RAW DATA
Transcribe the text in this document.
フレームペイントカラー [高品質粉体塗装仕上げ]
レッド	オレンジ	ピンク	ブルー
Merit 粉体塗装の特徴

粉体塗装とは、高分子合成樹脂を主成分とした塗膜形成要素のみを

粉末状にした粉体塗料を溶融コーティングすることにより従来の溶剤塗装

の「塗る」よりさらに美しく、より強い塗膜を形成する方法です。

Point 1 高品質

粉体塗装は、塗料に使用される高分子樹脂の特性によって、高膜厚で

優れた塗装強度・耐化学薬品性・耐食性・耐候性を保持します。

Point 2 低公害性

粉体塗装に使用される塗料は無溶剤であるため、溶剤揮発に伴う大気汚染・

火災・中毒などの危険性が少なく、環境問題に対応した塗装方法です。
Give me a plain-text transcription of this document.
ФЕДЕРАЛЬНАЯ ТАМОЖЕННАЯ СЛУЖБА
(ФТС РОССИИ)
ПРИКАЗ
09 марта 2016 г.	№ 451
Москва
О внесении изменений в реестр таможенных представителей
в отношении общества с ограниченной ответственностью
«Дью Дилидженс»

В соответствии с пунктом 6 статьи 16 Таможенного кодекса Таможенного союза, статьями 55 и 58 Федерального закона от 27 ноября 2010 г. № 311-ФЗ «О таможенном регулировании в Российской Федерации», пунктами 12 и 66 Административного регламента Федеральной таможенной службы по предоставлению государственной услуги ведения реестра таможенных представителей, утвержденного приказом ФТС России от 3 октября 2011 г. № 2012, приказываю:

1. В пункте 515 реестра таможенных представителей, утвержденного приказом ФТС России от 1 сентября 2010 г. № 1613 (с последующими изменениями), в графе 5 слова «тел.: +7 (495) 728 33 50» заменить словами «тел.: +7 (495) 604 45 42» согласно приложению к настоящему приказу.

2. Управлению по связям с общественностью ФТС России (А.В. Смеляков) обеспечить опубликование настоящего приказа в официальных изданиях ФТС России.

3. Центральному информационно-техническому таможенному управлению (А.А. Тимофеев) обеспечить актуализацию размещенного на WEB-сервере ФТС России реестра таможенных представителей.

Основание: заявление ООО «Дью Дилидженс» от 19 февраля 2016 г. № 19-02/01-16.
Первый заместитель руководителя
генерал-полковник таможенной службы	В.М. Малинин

WHAT THE TASK REQUIRES
Your answer should be a single number: the count of lines that contain "document".

RESULT OF THIS TASK
2